--- START Supplied information ---
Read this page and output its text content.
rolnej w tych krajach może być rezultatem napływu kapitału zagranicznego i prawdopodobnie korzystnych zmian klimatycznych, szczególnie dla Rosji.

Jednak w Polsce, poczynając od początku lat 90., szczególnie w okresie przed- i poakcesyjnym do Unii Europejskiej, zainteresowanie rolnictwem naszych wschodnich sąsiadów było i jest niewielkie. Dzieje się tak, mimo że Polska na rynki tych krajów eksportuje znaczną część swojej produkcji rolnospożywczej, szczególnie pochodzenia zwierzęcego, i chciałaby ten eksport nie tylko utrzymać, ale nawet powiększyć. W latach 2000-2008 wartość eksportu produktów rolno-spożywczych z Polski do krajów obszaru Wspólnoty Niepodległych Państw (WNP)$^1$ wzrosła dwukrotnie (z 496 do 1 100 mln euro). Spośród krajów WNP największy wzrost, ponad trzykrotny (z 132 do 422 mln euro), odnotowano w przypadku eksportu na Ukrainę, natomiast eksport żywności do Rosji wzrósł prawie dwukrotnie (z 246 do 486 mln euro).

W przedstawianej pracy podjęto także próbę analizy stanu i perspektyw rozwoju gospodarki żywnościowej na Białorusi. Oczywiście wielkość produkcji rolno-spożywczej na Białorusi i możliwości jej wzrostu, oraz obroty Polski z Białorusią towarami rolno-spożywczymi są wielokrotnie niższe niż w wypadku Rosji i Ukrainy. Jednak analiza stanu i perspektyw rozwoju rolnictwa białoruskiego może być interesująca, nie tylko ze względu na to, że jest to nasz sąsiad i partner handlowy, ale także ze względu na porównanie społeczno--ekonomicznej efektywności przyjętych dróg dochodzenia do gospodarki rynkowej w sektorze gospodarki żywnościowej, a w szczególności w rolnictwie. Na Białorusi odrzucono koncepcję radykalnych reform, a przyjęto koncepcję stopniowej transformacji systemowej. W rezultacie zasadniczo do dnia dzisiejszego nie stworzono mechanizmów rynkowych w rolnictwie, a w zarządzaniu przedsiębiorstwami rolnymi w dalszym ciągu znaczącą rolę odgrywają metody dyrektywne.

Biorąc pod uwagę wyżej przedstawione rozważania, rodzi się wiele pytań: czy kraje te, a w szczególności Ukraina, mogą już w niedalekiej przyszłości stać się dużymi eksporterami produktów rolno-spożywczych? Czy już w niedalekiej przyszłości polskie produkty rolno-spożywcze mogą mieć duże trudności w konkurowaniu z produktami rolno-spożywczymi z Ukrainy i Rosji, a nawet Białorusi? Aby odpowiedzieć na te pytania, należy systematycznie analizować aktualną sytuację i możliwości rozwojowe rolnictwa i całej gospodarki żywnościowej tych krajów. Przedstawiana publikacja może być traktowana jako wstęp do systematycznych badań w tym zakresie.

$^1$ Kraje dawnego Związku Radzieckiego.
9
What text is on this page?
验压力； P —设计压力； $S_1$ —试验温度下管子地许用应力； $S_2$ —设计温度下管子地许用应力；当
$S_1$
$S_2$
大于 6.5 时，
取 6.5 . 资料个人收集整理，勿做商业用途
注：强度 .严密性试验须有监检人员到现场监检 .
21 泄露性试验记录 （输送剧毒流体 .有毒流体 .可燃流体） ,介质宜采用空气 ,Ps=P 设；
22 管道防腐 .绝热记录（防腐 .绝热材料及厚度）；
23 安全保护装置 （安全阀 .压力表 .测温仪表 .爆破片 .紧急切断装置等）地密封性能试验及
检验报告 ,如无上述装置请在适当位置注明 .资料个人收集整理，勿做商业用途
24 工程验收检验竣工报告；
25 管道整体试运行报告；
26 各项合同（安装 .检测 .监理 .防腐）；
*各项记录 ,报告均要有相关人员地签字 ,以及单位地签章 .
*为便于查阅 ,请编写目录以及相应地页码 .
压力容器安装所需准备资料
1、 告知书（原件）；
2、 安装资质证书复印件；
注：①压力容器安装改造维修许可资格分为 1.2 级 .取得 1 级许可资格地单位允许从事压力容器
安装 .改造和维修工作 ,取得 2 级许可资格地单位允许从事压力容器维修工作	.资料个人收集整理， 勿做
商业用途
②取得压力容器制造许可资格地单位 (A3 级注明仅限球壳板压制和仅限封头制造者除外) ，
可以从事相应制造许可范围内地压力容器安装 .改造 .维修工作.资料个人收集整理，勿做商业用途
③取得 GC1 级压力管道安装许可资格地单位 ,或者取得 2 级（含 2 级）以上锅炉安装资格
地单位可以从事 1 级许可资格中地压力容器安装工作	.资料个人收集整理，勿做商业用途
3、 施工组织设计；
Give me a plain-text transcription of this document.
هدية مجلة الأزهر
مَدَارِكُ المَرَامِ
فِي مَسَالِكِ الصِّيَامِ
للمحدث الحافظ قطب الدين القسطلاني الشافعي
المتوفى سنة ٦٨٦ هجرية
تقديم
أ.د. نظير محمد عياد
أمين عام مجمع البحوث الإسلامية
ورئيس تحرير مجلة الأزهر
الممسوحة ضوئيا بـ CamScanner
--- END Supplied information ---
» Goal of the exercise
Copy all lines in the listing above where the string "szczególnie" appears.

» Completed task
rolnej w tych krajach może być rezultatem napływu kapitału zagranicznego i prawdopodobnie korzystnych zmian klimatycznych, szczególnie dla Rosji.
Jednak w Polsce, poczynając od początku lat 90., szczególnie w okresie przed- i poakcesyjnym do Unii Europejskiej, zainteresowanie rolnictwem naszych wschodnich sąsiadów było i jest niewielkie. Dzieje się tak, mimo że Polska na rynki tych krajów eksportuje znaczną część swojej produkcji rolnospożywczej, szczególnie pochodzenia zwierzęcego, i chciałaby ten eksport nie tylko utrzymać, ale nawet powiększyć. W latach 2000-2008 wartość eksportu produktów rolno-spożywczych z Polski do krajów obszaru Wspólnoty Niepodległych Państw (WNP)$^1$ wzrosła dwukrotnie (z 496 do 1 100 mln euro). Spośród krajów WNP największy wzrost, ponad trzykrotny (z 132 do 422 mln euro), odnotowano w przypadku eksportu na Ukrainę, natomiast eksport żywności do Rosji wzrósł prawie dwukrotnie (z 246 do 486 mln euro).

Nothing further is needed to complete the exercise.